● **EXERCISE TASK**
Repeat the listing in full. Nothing may be added or left out.
::::::::
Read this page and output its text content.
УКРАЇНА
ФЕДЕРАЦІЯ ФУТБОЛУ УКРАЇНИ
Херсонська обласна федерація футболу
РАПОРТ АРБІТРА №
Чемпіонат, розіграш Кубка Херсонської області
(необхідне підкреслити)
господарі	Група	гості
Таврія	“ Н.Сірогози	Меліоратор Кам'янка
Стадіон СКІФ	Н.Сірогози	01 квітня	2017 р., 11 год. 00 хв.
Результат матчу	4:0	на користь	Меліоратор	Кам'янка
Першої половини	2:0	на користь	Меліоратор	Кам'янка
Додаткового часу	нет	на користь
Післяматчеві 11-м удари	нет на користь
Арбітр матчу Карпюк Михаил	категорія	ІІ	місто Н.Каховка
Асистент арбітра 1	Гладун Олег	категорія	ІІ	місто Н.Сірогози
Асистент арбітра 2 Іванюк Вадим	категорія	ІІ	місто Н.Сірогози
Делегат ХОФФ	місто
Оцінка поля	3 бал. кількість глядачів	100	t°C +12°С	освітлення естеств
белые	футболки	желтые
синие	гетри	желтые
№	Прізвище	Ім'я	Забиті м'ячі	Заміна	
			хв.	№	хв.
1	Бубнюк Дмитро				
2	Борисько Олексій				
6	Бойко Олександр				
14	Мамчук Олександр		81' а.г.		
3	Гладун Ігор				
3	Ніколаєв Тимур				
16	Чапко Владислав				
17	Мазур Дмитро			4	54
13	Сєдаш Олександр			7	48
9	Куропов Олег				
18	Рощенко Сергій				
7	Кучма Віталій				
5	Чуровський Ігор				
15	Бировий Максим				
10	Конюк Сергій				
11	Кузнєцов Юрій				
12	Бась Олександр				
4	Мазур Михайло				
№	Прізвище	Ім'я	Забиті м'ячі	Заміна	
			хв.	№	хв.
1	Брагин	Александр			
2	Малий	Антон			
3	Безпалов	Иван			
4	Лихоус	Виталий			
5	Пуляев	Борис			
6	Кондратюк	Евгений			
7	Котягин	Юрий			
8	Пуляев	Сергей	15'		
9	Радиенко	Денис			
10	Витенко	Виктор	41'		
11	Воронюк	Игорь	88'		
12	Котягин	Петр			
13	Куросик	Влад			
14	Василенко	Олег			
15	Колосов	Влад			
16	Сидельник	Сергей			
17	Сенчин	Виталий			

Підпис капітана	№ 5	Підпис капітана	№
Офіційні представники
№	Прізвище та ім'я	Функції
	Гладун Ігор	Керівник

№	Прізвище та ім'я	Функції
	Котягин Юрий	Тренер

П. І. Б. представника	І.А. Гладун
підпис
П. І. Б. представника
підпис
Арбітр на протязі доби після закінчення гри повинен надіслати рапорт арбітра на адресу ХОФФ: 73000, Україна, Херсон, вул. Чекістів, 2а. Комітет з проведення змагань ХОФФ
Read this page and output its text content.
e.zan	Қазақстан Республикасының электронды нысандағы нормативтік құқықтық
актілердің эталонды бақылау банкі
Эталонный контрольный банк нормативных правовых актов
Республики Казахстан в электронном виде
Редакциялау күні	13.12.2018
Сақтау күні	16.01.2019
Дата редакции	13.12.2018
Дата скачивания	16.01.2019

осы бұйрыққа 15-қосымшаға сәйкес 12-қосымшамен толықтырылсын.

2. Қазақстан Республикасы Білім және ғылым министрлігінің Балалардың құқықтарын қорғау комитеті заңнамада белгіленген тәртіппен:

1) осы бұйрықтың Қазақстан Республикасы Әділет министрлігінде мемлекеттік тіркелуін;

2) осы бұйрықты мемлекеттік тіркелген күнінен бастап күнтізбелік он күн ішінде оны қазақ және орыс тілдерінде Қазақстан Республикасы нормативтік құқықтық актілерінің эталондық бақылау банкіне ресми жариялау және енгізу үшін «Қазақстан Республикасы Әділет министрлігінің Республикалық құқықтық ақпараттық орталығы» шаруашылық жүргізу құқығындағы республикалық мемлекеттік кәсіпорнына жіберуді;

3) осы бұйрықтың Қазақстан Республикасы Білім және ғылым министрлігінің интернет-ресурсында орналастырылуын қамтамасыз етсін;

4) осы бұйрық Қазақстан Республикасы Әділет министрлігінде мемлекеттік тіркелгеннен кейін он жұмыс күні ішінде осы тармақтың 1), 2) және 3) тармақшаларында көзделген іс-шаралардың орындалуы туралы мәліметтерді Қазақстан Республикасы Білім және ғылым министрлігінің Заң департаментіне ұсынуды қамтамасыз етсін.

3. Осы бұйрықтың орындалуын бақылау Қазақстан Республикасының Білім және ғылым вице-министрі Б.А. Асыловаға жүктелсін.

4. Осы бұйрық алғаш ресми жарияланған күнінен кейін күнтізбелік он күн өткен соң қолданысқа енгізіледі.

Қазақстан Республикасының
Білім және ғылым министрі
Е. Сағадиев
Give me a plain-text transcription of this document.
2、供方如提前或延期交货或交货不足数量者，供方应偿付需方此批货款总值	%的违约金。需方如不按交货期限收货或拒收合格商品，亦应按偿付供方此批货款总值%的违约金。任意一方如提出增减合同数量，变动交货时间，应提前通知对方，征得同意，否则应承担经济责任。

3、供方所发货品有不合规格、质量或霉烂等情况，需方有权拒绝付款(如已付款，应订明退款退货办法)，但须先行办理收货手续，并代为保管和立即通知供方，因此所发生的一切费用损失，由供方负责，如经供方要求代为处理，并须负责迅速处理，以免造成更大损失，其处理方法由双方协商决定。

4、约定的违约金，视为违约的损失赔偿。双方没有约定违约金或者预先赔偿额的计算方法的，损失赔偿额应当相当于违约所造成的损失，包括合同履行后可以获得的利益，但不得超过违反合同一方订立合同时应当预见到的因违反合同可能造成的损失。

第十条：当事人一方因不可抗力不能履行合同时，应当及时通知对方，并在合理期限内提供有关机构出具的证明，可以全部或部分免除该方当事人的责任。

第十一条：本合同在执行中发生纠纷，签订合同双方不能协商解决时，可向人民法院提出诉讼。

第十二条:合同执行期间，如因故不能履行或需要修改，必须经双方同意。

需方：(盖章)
::::::::
● **THE OUTPUT**
Read this page and output its text content.
УКРАЇНА
ФЕДЕРАЦІЯ ФУТБОЛУ УКРАЇНИ
Херсонська обласна федерація футболу
РАПОРТ АРБІТРА №
Чемпіонат, розіграш Кубка Херсонської області
(необхідне підкреслити)
господарі	Група	гості
Таврія	“ Н.Сірогози	Меліоратор Кам'янка
Стадіон СКІФ	Н.Сірогози	01 квітня	2017 р., 11 год. 00 хв.
Результат матчу	4:0	на користь	Меліоратор	Кам'янка
Першої половини	2:0	на користь	Меліоратор	Кам'янка
Додаткового часу	нет	на користь
Післяматчеві 11-м удари	нет на користь
Арбітр матчу Карпюк Михаил	категорія	ІІ	місто Н.Каховка
Асистент арбітра 1	Гладун Олег	категорія	ІІ	місто Н.Сірогози
Асистент арбітра 2 Іванюк Вадим	категорія	ІІ	місто Н.Сірогози
Делегат ХОФФ	місто
Оцінка поля	3 бал. кількість глядачів	100	t°C +12°С	освітлення естеств
белые	футболки	желтые
синие	гетри	желтые
№	Прізвище	Ім'я	Забиті м'ячі	Заміна	
			хв.	№	хв.
1	Бубнюк Дмитро				
2	Борисько Олексій				
6	Бойко Олександр				
14	Мамчук Олександр		81' а.г.		
3	Гладун Ігор				
3	Ніколаєв Тимур				
16	Чапко Владислав				
17	Мазур Дмитро			4	54
13	Сєдаш Олександр			7	48
9	Куропов Олег				
18	Рощенко Сергій				
7	Кучма Віталій				
5	Чуровський Ігор				
15	Бировий Максим				
10	Конюк Сергій				
11	Кузнєцов Юрій				
12	Бась Олександр				
4	Мазур Михайло				
№	Прізвище	Ім'я	Забиті м'ячі	Заміна	
			хв.	№	хв.
1	Брагин	Александр			
2	Малий	Антон			
3	Безпалов	Иван			
4	Лихоус	Виталий			
5	Пуляев	Борис			
6	Кондратюк	Евгений			
7	Котягин	Юрий			
8	Пуляев	Сергей	15'		
9	Радиенко	Денис			
10	Витенко	Виктор	41'		
11	Воронюк	Игорь	88'		
12	Котягин	Петр			
13	Куросик	Влад			
14	Василенко	Олег			
15	Колосов	Влад			
16	Сидельник	Сергей			
17	Сенчин	Виталий			

Підпис капітана	№ 5	Підпис капітана	№
Офіційні представники
№	Прізвище та ім'я	Функції
	Гладун Ігор	Керівник

№	Прізвище та ім'я	Функції
	Котягин Юрий	Тренер

П. І. Б. представника	І.А. Гладун
підпис
П. І. Б. представника
підпис
Арбітр на протязі доби після закінчення гри повинен надіслати рапорт арбітра на адресу ХОФФ: 73000, Україна, Херсон, вул. Чекістів, 2а. Комітет з проведення змагань ХОФФ
Read this page and output its text content.
e.zan	Қазақстан Республикасының электронды нысандағы нормативтік құқықтық
актілердің эталонды бақылау банкі
Эталонный контрольный банк нормативных правовых актов
Республики Казахстан в электронном виде
Редакциялау күні	13.12.2018
Сақтау күні	16.01.2019
Дата редакции	13.12.2018
Дата скачивания	16.01.2019

осы бұйрыққа 15-қосымшаға сәйкес 12-қосымшамен толықтырылсын.

2. Қазақстан Республикасы Білім және ғылым министрлігінің Балалардың құқықтарын қорғау комитеті заңнамада белгіленген тәртіппен:

1) осы бұйрықтың Қазақстан Республикасы Әділет министрлігінде мемлекеттік тіркелуін;

2) осы бұйрықты мемлекеттік тіркелген күнінен бастап күнтізбелік он күн ішінде оны қазақ және орыс тілдерінде Қазақстан Республикасы нормативтік құқықтық актілерінің эталондық бақылау банкіне ресми жариялау және енгізу үшін «Қазақстан Республикасы Әділет министрлігінің Республикалық құқықтық ақпараттық орталығы» шаруашылық жүргізу құқығындағы республикалық мемлекеттік кәсіпорнына жіберуді;

3) осы бұйрықтың Қазақстан Республикасы Білім және ғылым министрлігінің интернет-ресурсында орналастырылуын қамтамасыз етсін;

4) осы бұйрық Қазақстан Республикасы Әділет министрлігінде мемлекеттік тіркелгеннен кейін он жұмыс күні ішінде осы тармақтың 1), 2) және 3) тармақшаларында көзделген іс-шаралардың орындалуы туралы мәліметтерді Қазақстан Республикасы Білім және ғылым министрлігінің Заң департаментіне ұсынуды қамтамасыз етсін.

3. Осы бұйрықтың орындалуын бақылау Қазақстан Республикасының Білім және ғылым вице-министрі Б.А. Асыловаға жүктелсін.

4. Осы бұйрық алғаш ресми жарияланған күнінен кейін күнтізбелік он күн өткен соң қолданысқа енгізіледі.

Қазақстан Республикасының
Білім және ғылым министрі
Е. Сағадиев
Give me a plain-text transcription of this document.
2、供方如提前或延期交货或交货不足数量者，供方应偿付需方此批货款总值	%的违约金。需方如不按交货期限收货或拒收合格商品，亦应按偿付供方此批货款总值%的违约金。任意一方如提出增减合同数量，变动交货时间，应提前通知对方，征得同意，否则应承担经济责任。

3、供方所发货品有不合规格、质量或霉烂等情况，需方有权拒绝付款(如已付款，应订明退款退货办法)，但须先行办理收货手续，并代为保管和立即通知供方，因此所发生的一切费用损失，由供方负责，如经供方要求代为处理，并须负责迅速处理，以免造成更大损失，其处理方法由双方协商决定。

4、约定的违约金，视为违约的损失赔偿。双方没有约定违约金或者预先赔偿额的计算方法的，损失赔偿额应当相当于违约所造成的损失，包括合同履行后可以获得的利益，但不得超过违反合同一方订立合同时应当预见到的因违反合同可能造成的损失。

第十条：当事人一方因不可抗力不能履行合同时，应当及时通知对方，并在合理期限内提供有关机构出具的证明，可以全部或部分免除该方当事人的责任。

第十一条：本合同在执行中发生纠纷，签订合同双方不能协商解决时，可向人民法院提出诉讼。

第十二条:合同执行期间，如因故不能履行或需要修改，必须经双方同意。

需方：(盖章)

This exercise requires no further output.